Exercise directions>
Identify every line containing the word "months" and reproduce each one.

-*-

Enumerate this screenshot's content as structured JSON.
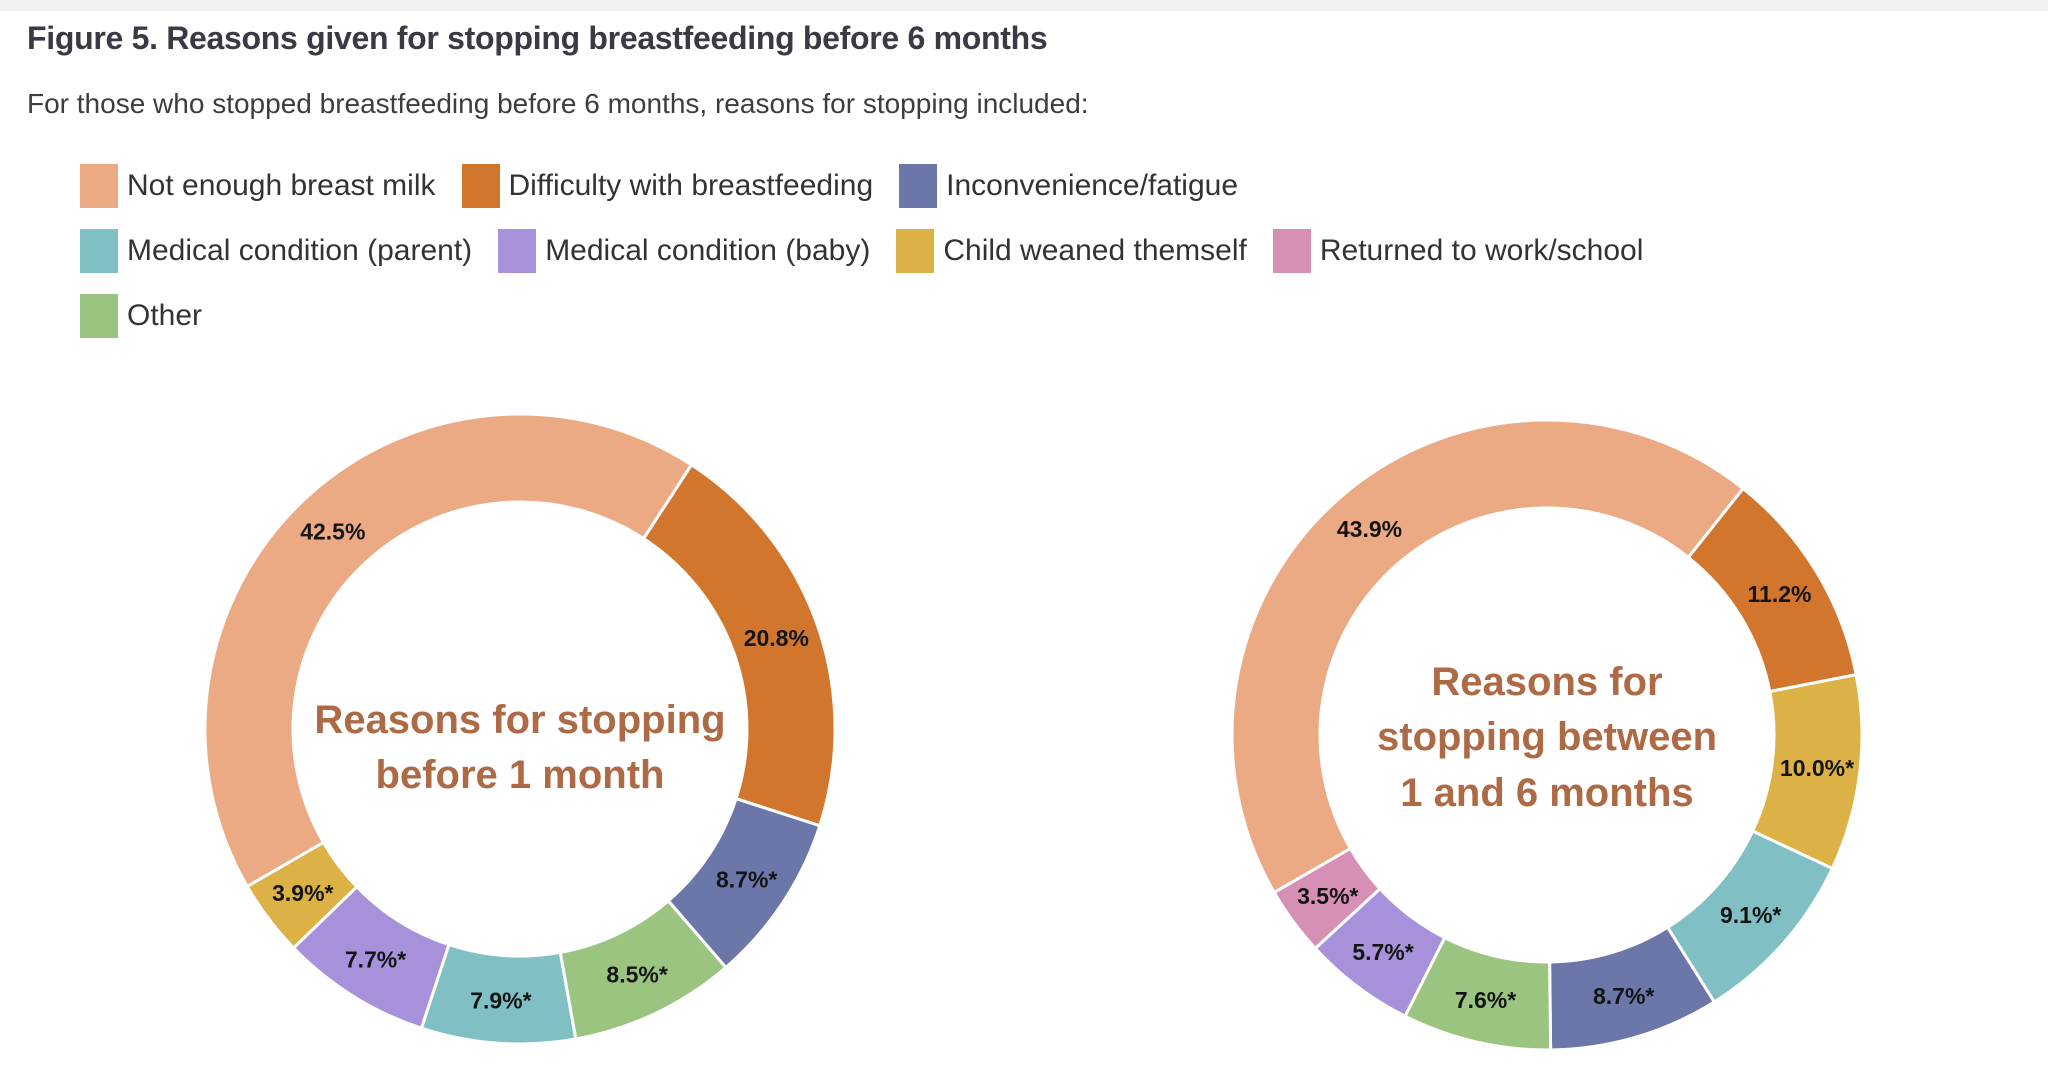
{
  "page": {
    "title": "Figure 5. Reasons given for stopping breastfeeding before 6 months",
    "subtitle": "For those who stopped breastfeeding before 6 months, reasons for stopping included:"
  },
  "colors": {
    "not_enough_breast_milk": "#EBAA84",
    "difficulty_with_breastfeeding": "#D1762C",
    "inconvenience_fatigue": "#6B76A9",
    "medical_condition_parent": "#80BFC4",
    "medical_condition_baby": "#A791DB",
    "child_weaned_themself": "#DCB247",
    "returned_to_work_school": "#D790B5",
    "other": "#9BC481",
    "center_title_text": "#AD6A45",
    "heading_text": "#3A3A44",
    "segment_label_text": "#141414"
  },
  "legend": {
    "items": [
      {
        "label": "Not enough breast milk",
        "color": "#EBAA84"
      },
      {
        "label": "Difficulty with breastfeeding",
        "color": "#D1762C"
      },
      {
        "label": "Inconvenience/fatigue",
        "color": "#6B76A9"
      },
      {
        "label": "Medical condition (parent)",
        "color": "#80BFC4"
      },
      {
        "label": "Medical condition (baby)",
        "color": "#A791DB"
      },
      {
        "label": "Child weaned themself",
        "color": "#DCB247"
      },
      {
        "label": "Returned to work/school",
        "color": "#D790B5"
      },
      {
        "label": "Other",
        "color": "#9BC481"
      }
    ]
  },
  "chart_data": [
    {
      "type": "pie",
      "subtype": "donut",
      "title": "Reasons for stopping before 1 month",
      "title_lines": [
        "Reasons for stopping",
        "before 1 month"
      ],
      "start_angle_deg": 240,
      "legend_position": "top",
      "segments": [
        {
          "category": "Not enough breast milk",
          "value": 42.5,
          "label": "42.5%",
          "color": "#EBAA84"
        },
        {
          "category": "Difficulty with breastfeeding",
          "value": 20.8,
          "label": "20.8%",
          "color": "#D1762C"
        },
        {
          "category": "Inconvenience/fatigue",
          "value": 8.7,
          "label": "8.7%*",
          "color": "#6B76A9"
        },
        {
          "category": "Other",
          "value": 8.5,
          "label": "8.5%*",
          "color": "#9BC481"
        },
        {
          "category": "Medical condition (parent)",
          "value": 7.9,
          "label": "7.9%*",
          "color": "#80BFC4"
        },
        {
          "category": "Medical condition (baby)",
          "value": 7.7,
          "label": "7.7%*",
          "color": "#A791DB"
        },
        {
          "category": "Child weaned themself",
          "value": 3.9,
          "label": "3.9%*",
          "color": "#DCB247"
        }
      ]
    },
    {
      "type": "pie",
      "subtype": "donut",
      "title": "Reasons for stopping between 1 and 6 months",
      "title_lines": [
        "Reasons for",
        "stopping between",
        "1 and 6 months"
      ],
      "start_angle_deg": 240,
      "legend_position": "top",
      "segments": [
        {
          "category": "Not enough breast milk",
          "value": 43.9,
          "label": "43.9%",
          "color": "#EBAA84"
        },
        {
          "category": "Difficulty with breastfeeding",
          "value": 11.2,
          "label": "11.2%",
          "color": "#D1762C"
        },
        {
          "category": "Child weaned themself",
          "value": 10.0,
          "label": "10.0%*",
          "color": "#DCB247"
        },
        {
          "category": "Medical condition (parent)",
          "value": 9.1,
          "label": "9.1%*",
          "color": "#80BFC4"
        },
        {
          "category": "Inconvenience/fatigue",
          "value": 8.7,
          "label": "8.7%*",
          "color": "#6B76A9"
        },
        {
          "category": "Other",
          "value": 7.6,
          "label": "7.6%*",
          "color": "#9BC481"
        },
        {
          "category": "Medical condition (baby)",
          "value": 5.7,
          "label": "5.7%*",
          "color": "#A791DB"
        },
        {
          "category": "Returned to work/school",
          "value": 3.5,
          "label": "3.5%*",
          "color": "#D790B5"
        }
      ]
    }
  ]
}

-*-

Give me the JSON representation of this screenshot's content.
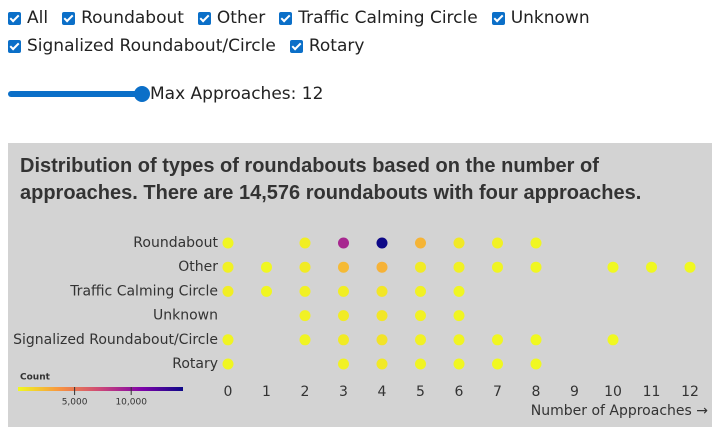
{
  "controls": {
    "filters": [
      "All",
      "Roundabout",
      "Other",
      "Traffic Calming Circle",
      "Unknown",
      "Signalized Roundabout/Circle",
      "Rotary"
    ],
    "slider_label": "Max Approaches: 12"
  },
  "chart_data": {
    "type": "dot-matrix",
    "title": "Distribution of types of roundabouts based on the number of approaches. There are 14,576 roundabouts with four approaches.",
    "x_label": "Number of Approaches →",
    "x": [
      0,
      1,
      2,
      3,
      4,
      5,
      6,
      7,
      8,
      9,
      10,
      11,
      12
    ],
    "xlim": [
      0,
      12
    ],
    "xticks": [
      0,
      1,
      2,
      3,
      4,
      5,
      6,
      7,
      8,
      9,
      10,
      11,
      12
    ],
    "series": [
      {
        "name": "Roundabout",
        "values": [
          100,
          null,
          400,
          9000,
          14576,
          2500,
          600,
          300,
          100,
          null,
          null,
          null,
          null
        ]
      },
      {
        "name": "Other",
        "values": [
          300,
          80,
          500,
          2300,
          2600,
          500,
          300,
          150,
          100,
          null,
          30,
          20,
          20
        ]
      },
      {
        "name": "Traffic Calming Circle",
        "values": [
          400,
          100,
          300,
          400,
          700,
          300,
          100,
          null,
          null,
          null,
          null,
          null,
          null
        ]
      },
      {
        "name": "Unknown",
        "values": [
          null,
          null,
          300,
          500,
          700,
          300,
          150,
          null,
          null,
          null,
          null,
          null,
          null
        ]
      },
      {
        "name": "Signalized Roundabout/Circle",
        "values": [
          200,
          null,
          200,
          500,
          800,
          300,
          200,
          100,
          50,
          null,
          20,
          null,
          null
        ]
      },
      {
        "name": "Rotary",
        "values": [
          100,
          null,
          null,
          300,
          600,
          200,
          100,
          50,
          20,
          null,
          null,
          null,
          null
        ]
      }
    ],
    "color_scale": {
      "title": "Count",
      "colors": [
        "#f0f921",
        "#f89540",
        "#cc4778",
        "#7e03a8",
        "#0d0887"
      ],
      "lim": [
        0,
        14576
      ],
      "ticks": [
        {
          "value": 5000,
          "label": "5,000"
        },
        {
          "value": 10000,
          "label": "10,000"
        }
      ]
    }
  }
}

-*-

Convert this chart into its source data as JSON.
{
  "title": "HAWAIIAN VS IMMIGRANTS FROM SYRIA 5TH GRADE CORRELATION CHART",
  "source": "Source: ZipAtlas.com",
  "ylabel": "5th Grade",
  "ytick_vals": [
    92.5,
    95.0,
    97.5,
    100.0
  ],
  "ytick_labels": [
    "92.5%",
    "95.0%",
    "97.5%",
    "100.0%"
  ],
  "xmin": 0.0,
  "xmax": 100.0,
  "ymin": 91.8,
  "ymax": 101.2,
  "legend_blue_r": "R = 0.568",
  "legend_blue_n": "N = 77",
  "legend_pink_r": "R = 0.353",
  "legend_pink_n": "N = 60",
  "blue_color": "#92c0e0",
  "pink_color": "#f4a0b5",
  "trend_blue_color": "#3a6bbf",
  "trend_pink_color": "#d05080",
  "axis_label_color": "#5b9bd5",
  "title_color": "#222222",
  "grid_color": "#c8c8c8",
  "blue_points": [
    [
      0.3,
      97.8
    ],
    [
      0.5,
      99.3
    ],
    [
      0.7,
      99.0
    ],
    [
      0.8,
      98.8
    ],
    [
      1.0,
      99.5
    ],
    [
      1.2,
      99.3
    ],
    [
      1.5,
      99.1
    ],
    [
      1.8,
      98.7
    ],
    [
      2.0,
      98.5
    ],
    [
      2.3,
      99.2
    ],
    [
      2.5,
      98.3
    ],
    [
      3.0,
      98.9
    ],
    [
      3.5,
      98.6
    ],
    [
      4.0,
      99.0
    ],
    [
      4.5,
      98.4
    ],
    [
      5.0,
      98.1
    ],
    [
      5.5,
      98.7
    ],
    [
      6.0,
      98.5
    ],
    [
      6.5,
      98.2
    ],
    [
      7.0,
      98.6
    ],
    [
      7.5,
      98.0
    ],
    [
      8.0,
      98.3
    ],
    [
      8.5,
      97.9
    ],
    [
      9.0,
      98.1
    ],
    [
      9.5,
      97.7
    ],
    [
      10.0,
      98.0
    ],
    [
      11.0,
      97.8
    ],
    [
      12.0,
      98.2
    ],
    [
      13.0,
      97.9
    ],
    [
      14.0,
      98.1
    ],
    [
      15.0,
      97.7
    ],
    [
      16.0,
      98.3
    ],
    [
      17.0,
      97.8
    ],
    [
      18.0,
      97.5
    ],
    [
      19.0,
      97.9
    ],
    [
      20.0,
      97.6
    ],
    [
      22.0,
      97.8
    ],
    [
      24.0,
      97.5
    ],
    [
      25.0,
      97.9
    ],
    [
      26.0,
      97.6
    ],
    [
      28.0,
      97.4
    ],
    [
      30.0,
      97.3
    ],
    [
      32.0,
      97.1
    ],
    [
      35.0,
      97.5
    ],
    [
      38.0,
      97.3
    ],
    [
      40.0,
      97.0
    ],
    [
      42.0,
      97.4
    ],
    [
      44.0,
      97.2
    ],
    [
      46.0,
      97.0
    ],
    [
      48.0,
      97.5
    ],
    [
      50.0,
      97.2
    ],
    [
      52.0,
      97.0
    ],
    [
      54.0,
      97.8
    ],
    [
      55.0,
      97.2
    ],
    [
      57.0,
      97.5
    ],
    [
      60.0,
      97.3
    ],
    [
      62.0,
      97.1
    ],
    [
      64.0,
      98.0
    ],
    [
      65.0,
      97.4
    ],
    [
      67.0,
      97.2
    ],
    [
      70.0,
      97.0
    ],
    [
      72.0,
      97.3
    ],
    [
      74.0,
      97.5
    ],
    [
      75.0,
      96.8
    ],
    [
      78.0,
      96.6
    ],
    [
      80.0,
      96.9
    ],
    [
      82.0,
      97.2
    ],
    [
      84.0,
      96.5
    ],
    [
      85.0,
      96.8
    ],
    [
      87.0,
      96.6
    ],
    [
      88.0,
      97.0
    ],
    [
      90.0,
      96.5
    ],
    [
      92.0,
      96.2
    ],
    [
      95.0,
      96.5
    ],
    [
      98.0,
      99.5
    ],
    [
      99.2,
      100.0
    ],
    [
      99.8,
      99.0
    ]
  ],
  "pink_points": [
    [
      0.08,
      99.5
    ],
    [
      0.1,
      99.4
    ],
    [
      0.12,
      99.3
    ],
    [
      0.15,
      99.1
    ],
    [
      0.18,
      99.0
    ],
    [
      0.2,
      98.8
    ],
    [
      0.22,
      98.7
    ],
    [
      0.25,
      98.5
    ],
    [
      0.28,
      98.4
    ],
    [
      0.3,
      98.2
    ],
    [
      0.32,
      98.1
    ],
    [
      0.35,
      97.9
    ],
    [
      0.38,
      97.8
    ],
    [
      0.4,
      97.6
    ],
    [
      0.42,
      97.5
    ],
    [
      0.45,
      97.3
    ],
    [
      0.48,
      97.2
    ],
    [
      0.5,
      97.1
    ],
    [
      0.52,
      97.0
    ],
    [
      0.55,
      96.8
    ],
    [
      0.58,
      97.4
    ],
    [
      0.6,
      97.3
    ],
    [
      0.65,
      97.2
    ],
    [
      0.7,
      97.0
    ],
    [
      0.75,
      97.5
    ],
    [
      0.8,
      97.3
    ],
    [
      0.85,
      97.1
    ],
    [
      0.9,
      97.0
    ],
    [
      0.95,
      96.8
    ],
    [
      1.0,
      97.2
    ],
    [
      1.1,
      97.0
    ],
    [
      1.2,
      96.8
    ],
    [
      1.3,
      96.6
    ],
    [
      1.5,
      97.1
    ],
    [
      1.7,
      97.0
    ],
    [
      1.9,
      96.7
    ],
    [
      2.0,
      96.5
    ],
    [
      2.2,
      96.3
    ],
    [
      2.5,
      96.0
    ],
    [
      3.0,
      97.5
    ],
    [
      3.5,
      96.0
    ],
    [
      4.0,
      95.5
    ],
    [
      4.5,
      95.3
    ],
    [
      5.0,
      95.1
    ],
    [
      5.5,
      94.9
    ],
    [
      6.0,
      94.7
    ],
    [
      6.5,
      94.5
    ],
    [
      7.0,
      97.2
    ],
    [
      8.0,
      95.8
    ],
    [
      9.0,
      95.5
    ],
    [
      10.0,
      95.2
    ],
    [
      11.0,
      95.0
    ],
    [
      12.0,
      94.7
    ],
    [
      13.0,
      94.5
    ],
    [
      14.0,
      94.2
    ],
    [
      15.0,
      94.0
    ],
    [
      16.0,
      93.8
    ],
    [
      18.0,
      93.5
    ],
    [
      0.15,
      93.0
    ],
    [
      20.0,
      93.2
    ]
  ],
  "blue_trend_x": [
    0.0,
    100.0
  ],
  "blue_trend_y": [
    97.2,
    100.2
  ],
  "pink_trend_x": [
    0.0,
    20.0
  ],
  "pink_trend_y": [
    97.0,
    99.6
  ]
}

-*-

Result of this task>
    "title": "Figure 5. Reasons given for stopping breastfeeding before 6 months",
    "subtitle": "For those who stopped breastfeeding before 6 months, reasons for stopping included:"
      "title": "Reasons for stopping between 1 and 6 months",
        "1 and 6 months"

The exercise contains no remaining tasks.